# start of Records for processing

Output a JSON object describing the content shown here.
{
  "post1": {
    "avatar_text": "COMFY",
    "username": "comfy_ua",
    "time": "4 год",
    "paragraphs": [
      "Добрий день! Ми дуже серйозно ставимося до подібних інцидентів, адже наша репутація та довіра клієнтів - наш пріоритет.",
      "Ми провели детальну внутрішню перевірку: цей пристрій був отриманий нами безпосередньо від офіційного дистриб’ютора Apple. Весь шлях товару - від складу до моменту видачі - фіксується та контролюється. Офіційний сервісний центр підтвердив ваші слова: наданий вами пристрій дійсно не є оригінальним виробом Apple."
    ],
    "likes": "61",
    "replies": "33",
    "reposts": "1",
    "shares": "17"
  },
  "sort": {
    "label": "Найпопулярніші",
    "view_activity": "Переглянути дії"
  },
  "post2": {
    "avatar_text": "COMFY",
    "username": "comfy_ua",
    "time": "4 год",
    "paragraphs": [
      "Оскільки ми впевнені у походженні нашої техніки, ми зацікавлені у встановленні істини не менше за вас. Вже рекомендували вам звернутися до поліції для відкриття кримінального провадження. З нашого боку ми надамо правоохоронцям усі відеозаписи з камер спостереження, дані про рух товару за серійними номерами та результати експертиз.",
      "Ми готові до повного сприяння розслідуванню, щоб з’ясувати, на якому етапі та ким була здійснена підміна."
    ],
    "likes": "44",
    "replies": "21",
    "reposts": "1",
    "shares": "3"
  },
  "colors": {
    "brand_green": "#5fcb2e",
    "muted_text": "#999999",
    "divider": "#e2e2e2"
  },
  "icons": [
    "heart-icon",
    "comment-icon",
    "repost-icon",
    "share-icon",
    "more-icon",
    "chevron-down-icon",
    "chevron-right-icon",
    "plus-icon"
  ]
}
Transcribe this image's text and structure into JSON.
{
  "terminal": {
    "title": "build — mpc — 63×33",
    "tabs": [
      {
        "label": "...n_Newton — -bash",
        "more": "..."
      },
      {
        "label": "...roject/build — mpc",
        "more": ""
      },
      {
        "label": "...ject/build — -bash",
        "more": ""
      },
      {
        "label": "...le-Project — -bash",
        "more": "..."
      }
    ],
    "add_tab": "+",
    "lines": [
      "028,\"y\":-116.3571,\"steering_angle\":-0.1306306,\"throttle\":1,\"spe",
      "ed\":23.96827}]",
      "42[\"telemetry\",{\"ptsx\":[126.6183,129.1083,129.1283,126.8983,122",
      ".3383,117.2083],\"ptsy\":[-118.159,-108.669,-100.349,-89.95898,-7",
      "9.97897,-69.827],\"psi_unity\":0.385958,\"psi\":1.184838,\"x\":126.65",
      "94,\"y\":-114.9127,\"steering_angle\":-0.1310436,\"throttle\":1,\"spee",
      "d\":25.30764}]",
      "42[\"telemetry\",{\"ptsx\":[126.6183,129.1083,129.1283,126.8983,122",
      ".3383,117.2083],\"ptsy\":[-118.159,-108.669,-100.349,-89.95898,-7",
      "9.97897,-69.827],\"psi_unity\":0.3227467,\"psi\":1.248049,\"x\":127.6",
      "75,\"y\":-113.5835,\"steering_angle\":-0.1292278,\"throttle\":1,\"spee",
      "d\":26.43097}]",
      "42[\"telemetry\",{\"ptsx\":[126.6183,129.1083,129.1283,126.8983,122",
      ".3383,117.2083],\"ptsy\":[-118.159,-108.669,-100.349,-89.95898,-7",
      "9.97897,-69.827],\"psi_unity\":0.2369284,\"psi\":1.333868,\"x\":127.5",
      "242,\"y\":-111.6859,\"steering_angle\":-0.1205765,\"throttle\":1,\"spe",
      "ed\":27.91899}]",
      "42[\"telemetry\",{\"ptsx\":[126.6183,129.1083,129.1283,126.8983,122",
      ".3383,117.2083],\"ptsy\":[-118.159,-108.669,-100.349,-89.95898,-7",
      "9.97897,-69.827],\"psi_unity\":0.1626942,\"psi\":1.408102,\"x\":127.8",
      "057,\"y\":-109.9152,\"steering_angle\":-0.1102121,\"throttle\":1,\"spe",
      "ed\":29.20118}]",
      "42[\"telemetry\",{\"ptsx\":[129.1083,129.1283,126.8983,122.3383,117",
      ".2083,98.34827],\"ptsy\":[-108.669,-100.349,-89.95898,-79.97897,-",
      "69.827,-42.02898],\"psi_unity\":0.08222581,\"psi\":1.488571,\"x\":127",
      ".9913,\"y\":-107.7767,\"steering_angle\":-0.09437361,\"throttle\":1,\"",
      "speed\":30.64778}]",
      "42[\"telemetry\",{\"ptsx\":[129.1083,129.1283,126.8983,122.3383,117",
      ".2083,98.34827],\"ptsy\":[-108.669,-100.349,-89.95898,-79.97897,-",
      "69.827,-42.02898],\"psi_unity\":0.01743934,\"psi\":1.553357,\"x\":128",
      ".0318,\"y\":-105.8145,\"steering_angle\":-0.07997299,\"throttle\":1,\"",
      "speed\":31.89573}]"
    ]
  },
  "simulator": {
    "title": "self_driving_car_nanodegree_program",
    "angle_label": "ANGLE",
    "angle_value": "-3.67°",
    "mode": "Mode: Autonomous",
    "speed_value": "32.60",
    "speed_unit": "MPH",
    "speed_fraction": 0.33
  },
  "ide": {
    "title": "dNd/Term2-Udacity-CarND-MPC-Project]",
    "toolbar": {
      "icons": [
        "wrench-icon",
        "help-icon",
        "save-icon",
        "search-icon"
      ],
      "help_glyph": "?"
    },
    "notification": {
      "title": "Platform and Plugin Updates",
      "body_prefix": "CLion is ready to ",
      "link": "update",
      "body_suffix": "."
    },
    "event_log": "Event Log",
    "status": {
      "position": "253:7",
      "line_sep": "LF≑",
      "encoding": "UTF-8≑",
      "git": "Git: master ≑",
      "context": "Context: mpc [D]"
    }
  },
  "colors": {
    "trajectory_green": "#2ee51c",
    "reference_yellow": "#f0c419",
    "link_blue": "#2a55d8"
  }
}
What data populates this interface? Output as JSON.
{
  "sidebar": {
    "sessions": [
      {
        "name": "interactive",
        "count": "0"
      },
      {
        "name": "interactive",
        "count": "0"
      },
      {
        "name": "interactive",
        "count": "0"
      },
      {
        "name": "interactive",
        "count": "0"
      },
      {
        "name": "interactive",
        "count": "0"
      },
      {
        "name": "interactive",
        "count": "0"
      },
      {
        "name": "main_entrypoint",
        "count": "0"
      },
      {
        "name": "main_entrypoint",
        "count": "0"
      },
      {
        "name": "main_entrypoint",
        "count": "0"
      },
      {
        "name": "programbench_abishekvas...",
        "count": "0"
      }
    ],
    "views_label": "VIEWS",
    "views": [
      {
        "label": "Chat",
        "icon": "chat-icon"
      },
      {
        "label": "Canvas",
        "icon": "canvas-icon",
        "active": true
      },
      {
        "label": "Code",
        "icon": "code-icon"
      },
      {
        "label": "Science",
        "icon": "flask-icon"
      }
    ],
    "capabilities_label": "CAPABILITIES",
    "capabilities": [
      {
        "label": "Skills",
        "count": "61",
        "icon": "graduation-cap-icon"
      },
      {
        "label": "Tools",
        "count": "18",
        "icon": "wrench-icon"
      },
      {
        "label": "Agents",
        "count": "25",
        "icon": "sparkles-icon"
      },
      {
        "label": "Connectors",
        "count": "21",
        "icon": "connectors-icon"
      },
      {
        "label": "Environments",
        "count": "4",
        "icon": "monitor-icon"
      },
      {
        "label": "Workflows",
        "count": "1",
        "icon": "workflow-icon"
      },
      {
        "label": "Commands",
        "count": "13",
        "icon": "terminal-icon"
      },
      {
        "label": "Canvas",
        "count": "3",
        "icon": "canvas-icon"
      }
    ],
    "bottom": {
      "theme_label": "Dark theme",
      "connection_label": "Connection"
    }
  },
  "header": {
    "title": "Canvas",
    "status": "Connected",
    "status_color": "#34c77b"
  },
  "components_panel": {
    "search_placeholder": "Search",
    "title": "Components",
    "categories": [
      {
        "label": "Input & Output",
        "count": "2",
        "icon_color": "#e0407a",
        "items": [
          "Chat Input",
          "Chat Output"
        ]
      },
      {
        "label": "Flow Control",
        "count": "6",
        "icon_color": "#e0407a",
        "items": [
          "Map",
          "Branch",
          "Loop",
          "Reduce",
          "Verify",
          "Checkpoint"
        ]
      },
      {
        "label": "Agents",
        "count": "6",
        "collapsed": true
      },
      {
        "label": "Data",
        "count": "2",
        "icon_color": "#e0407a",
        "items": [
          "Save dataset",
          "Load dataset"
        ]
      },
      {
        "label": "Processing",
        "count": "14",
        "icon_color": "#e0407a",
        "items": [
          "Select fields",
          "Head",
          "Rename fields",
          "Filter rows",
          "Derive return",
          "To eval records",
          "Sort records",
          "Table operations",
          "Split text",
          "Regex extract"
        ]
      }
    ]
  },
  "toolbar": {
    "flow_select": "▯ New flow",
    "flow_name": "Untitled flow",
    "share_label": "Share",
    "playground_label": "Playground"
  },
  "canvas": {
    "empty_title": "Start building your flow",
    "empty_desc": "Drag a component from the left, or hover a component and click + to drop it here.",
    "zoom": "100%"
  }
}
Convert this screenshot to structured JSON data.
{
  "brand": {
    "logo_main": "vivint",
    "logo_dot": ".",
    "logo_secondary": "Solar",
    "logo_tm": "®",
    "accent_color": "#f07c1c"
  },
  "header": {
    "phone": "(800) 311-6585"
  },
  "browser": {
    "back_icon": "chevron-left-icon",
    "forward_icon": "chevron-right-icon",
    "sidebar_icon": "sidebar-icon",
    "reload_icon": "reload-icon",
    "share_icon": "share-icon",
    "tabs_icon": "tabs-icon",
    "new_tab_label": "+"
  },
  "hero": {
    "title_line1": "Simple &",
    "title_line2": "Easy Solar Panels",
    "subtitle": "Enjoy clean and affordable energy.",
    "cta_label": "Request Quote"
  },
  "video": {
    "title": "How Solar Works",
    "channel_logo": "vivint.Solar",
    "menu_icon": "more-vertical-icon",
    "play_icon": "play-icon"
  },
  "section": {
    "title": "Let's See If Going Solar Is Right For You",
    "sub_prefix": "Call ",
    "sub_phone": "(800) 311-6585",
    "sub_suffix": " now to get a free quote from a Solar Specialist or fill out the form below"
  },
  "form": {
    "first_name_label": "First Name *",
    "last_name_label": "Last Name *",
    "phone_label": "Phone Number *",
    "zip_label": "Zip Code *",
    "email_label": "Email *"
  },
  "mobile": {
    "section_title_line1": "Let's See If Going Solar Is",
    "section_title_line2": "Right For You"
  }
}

# end of Records for processing

Exercise task = Pick out every line with the string "товару" and copy it.

Written reply =
      "Ми провели детальну внутрішню перевірку: цей пристрій був отриманий нами безпосередньо від офіційного дистриб’ютора Apple. Весь шлях товару - від складу до моменту видачі - фіксується та контролюється. Офіційний сервісний центр підтвердив ваші слова: наданий вами пристрій дійсно не є оригінальним виробом Apple."
      "Оскільки ми впевнені у походженні нашої техніки, ми зацікавлені у встановленні істини не менше за вас. Вже рекомендували вам звернутися до поліції для відкриття кримінального провадження. З нашого боку ми надамо правоохоронцям усі відеозаписи з камер спостереження, дані про рух товару за серійними номерами та результати експертиз.",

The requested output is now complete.